Recorded information:
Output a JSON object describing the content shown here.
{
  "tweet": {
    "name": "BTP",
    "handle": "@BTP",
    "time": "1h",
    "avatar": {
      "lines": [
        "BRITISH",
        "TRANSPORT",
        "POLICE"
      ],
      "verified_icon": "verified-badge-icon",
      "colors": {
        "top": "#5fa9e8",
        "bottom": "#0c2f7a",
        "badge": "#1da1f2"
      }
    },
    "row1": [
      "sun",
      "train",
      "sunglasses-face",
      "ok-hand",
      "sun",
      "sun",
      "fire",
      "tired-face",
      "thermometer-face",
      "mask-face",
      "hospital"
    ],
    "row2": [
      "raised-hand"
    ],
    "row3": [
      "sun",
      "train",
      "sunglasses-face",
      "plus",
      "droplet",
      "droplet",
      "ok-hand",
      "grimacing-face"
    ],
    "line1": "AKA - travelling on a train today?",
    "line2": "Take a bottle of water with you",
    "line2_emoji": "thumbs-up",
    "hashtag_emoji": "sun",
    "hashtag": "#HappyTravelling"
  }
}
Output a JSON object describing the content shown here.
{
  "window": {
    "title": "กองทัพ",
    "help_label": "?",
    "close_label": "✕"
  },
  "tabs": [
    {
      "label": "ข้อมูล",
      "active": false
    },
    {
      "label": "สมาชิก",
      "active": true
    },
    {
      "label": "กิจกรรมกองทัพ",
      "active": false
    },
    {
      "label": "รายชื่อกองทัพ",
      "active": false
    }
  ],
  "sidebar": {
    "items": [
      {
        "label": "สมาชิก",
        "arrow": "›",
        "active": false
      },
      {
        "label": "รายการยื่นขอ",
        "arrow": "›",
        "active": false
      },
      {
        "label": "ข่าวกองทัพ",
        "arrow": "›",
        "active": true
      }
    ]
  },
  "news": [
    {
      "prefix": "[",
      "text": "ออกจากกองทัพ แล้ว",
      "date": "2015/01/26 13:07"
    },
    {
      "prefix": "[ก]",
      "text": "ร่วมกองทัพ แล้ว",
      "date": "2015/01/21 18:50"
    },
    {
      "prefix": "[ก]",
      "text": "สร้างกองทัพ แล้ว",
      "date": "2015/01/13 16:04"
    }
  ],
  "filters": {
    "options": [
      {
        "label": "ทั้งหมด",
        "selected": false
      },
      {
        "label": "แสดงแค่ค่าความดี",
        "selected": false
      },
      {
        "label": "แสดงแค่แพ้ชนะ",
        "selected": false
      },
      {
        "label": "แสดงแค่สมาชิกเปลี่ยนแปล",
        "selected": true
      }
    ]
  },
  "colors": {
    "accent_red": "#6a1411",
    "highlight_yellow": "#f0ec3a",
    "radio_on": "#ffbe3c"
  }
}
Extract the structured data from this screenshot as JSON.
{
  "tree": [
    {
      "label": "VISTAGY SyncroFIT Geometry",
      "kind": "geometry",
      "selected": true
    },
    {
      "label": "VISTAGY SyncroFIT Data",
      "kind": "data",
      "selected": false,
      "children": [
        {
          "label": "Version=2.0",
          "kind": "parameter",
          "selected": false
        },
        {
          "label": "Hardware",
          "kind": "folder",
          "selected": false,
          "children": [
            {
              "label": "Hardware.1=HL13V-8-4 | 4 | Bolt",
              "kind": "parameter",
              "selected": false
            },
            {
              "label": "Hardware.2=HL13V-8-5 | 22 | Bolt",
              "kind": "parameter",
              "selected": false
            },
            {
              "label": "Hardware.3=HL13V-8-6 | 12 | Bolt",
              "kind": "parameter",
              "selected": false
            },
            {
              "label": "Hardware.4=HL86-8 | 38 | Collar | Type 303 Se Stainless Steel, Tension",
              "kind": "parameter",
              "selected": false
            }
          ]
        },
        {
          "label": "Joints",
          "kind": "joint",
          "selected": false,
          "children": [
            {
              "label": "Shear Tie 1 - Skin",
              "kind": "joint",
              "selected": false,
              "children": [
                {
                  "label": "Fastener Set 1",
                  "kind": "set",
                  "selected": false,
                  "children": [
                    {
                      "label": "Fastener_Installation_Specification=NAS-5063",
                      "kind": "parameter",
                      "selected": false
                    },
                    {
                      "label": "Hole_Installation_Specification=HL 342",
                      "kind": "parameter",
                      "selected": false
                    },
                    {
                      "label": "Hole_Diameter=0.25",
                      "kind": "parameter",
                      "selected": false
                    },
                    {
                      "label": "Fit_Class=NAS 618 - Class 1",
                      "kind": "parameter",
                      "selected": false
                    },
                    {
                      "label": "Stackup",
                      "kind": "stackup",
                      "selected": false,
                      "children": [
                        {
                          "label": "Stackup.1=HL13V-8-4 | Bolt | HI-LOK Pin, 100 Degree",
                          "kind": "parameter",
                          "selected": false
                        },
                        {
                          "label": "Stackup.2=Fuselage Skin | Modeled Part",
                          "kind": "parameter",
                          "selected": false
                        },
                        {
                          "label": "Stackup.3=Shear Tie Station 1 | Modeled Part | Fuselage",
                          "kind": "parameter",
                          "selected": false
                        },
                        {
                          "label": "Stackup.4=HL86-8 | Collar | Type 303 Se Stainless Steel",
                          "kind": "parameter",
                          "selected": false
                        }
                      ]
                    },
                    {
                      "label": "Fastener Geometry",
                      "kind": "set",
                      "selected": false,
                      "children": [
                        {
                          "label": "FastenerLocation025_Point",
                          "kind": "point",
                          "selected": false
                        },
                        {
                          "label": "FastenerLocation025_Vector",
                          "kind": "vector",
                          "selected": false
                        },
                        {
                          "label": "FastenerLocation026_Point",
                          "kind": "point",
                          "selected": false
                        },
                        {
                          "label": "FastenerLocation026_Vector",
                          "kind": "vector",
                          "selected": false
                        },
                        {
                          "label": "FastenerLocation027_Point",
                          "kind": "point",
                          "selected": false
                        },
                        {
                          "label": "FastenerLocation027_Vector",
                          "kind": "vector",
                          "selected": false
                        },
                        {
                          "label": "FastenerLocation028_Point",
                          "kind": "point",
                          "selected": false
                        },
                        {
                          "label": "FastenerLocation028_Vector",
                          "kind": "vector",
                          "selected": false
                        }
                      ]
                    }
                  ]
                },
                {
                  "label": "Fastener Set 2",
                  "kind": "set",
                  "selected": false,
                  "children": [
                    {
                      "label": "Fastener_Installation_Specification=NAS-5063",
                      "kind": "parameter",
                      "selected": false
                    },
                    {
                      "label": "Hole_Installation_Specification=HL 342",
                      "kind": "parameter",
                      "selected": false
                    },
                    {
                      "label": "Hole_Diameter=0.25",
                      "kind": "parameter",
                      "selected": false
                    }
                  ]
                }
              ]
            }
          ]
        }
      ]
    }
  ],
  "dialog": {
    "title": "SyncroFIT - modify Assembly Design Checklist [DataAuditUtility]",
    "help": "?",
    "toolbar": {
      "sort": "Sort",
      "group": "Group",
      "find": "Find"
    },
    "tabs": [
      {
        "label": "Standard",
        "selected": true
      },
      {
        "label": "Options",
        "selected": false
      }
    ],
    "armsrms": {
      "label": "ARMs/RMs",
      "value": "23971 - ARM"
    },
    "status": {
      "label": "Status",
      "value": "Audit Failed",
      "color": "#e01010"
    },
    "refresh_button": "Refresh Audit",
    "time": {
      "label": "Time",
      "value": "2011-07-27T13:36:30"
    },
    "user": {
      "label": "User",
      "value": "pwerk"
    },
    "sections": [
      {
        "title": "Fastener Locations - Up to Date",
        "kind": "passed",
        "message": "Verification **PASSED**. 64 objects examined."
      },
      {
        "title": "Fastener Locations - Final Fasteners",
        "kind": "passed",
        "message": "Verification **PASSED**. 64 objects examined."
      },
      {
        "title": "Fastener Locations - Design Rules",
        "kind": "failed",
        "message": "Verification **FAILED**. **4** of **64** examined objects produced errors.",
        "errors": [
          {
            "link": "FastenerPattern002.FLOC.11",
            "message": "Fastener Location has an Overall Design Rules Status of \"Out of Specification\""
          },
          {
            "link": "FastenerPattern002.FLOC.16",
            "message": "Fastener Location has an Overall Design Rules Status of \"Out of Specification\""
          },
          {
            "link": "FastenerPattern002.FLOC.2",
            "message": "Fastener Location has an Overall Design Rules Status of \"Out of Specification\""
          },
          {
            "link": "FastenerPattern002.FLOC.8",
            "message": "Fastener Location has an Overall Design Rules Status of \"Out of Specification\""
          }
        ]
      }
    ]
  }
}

What is asked:
Extract every line containing the string "VISTAGY" from the data above.

Output for this task:
      "label": "VISTAGY SyncroFIT Geometry",
      "label": "VISTAGY SyncroFIT Data",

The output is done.